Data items
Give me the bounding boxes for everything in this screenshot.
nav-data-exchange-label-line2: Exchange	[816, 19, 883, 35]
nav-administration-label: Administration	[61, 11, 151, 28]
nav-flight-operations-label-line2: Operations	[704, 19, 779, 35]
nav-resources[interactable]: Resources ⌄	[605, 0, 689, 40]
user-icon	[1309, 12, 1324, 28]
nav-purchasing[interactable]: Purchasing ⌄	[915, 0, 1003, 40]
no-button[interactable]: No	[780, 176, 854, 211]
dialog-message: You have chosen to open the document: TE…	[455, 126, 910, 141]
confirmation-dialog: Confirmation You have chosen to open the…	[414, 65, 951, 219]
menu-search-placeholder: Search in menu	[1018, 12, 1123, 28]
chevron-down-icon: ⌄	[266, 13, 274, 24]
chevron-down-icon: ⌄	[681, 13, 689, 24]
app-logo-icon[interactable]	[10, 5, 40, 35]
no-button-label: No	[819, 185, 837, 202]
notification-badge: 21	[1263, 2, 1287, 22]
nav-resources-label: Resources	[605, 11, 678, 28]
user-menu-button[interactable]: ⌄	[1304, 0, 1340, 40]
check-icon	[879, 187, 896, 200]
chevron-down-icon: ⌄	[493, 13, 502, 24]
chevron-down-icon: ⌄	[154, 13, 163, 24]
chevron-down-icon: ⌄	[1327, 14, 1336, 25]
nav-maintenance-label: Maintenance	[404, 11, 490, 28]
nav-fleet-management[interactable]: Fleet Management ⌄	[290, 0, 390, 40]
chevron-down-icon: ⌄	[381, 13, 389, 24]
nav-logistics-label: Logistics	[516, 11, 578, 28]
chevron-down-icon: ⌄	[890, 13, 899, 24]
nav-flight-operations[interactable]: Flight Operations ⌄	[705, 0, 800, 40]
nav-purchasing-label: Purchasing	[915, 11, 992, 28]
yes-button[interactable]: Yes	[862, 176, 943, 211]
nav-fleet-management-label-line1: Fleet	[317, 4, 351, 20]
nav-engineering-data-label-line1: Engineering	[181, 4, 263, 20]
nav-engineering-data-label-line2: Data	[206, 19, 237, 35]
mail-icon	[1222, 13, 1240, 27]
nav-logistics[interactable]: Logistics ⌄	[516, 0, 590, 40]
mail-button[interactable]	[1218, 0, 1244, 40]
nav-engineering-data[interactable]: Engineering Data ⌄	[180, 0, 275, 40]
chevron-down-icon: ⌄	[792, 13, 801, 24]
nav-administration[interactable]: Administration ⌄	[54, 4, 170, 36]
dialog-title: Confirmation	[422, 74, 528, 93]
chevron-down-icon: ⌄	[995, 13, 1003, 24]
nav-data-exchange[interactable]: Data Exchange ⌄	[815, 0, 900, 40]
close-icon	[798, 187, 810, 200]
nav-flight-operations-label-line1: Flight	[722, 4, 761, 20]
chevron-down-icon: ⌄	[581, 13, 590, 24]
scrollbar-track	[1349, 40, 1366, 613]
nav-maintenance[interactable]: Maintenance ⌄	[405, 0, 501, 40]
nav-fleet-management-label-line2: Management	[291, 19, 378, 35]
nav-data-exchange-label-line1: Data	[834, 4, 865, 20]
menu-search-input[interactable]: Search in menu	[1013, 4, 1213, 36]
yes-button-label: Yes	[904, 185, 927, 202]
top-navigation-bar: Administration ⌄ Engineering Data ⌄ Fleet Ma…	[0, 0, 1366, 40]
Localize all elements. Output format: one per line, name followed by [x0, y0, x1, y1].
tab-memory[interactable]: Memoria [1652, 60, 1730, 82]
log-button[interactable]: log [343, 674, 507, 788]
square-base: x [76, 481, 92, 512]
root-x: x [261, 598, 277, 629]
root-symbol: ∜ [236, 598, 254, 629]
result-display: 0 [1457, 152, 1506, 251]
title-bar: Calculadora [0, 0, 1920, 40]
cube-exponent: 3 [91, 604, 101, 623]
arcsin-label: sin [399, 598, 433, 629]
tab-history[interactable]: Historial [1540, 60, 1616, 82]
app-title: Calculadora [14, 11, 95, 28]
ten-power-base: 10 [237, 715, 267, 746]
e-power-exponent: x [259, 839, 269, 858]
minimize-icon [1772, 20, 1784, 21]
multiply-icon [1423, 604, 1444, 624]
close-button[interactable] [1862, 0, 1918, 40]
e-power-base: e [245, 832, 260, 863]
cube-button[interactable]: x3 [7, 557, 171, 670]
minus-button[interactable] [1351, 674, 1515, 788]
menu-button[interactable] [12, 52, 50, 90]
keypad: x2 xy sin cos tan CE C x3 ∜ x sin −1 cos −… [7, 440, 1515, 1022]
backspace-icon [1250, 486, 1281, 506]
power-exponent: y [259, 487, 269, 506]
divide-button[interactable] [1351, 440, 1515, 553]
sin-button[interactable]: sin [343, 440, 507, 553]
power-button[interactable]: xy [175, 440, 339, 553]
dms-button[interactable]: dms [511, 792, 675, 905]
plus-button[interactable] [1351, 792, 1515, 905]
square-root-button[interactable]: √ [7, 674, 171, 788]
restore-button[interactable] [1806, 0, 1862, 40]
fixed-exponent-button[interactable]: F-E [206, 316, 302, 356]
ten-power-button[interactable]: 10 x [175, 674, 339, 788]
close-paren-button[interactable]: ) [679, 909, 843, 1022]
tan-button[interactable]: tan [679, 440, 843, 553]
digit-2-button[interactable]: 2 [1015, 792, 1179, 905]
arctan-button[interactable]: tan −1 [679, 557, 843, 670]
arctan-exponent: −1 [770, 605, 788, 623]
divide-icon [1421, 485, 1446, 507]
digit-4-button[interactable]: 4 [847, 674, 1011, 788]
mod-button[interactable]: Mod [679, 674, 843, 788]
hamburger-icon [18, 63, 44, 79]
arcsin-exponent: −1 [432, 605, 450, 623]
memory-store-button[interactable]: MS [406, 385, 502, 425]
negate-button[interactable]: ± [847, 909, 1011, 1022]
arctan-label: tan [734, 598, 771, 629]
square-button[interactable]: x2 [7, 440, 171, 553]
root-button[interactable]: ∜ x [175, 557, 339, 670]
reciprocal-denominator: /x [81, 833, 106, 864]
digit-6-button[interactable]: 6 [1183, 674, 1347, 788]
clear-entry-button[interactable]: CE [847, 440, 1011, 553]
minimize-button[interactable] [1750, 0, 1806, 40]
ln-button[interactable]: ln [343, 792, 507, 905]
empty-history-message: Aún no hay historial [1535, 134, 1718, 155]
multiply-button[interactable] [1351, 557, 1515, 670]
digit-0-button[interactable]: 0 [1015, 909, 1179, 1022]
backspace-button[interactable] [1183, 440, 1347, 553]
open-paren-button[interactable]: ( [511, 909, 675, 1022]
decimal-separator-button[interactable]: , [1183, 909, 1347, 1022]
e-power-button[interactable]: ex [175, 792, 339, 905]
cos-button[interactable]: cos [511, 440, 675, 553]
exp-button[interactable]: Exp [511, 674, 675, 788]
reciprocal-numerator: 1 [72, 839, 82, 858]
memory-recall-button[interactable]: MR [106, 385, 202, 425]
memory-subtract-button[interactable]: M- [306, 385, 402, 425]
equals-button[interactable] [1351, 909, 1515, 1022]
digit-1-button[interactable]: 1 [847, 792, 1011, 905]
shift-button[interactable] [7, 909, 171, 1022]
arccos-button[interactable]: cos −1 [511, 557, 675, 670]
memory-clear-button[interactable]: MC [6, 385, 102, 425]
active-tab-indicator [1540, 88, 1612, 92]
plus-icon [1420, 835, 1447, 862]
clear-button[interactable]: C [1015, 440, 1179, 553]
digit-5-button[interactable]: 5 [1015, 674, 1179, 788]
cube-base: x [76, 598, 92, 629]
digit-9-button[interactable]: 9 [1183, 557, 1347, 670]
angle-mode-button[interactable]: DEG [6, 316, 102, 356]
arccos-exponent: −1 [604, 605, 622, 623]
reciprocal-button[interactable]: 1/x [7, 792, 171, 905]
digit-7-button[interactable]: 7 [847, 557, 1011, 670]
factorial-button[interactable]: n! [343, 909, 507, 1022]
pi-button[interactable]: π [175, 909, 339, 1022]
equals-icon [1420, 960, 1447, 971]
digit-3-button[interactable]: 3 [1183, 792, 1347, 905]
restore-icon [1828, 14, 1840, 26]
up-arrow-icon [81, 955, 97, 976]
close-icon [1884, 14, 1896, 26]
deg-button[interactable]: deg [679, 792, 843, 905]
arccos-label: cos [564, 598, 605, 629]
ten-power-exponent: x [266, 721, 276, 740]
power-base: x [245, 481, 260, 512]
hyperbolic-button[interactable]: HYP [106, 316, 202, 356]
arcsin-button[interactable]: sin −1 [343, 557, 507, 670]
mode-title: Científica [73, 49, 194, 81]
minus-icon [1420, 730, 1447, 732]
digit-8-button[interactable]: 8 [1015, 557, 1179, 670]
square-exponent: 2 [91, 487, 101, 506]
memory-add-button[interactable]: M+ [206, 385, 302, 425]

◆ **WHAT THE TASK ASKS**: Copy the records word for word, starting with the first line and ending after the line that contains "13, 502, 24]".

◆ **RESULT OF THE EXERCISE**:
Give me the bounding boxes for everything in this screenshot.
nav-data-exchange-label-line2: Exchange	[816, 19, 883, 35]
nav-administration-label: Administration	[61, 11, 151, 28]
nav-flight-operations-label-line2: Operations	[704, 19, 779, 35]
nav-resources[interactable]: Resources ⌄	[605, 0, 689, 40]
user-icon	[1309, 12, 1324, 28]
nav-purchasing[interactable]: Purchasing ⌄	[915, 0, 1003, 40]
no-button[interactable]: No	[780, 176, 854, 211]
dialog-message: You have chosen to open the document: TE…	[455, 126, 910, 141]
confirmation-dialog: Confirmation You have chosen to open the…	[414, 65, 951, 219]
menu-search-placeholder: Search in menu	[1018, 12, 1123, 28]
chevron-down-icon: ⌄	[266, 13, 274, 24]
chevron-down-icon: ⌄	[681, 13, 689, 24]
app-logo-icon[interactable]	[10, 5, 40, 35]
no-button-label: No	[819, 185, 837, 202]
notification-badge: 21	[1263, 2, 1287, 22]
nav-resources-label: Resources	[605, 11, 678, 28]
user-menu-button[interactable]: ⌄	[1304, 0, 1340, 40]
check-icon	[879, 187, 896, 200]
chevron-down-icon: ⌄	[493, 13, 502, 24]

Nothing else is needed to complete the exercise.